● **Data supplied**:
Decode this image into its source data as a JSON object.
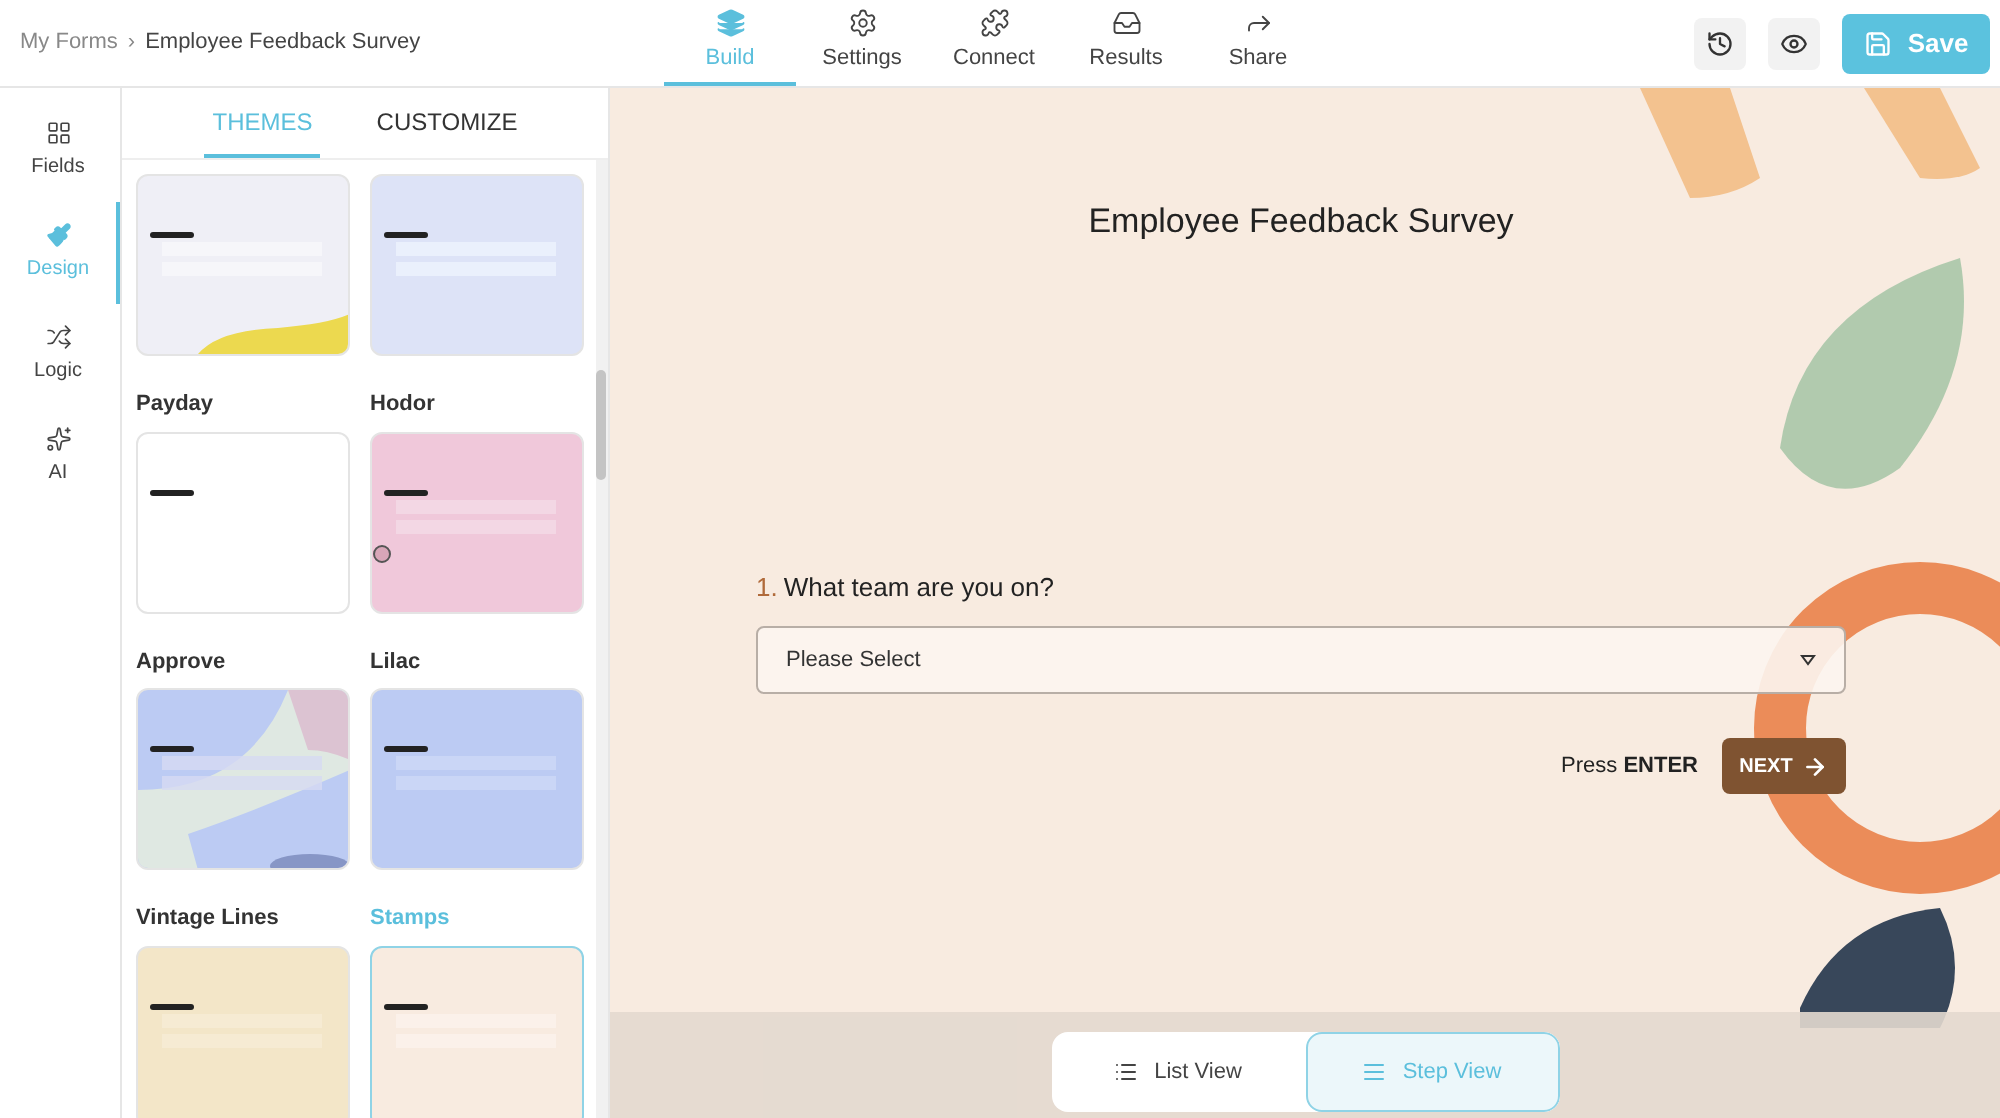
{
  "breadcrumb": {
    "parent": "My Forms",
    "separator": "›",
    "current": "Employee Feedback Survey"
  },
  "nav_tabs": [
    {
      "label": "Build",
      "selected": true
    },
    {
      "label": "Settings",
      "selected": false
    },
    {
      "label": "Connect",
      "selected": false
    },
    {
      "label": "Results",
      "selected": false
    },
    {
      "label": "Share",
      "selected": false
    }
  ],
  "save_button": "Save",
  "sidebar": {
    "items": [
      {
        "label": "Fields",
        "selected": false
      },
      {
        "label": "Design",
        "selected": true
      },
      {
        "label": "Logic",
        "selected": false
      },
      {
        "label": "AI",
        "selected": false
      }
    ]
  },
  "panel_tabs": [
    {
      "label": "THEMES",
      "selected": true
    },
    {
      "label": "CUSTOMIZE",
      "selected": false
    }
  ],
  "themes": [
    {
      "kind": "wave",
      "selected": false
    },
    {
      "kind": "circle",
      "selected": false
    },
    {
      "name": "Payday",
      "kind": "plain",
      "selected": false
    },
    {
      "name": "Hodor",
      "kind": "pink",
      "selected": false
    },
    {
      "name": "Approve",
      "kind": "shapes",
      "selected": false
    },
    {
      "name": "Lilac",
      "kind": "lilac",
      "selected": false
    },
    {
      "name": "Vintage Lines",
      "kind": "vintage",
      "selected": false
    },
    {
      "name": "Stamps",
      "kind": "stamps",
      "selected": true
    }
  ],
  "form": {
    "title": "Employee Feedback Survey",
    "question_number": "1.",
    "question": "What team are you on?",
    "select_placeholder": "Please Select",
    "hint_prefix": "Press",
    "hint_key": "ENTER",
    "next_button": "NEXT"
  },
  "view_toggle": [
    {
      "label": "List View",
      "selected": false
    },
    {
      "label": "Step View",
      "selected": true
    }
  ]
}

● **Task requirements**:
Look through the data and show every line containing "Survey".

● **Full answer**:
    "current": "Employee Feedback Survey"
    "title": "Employee Feedback Survey",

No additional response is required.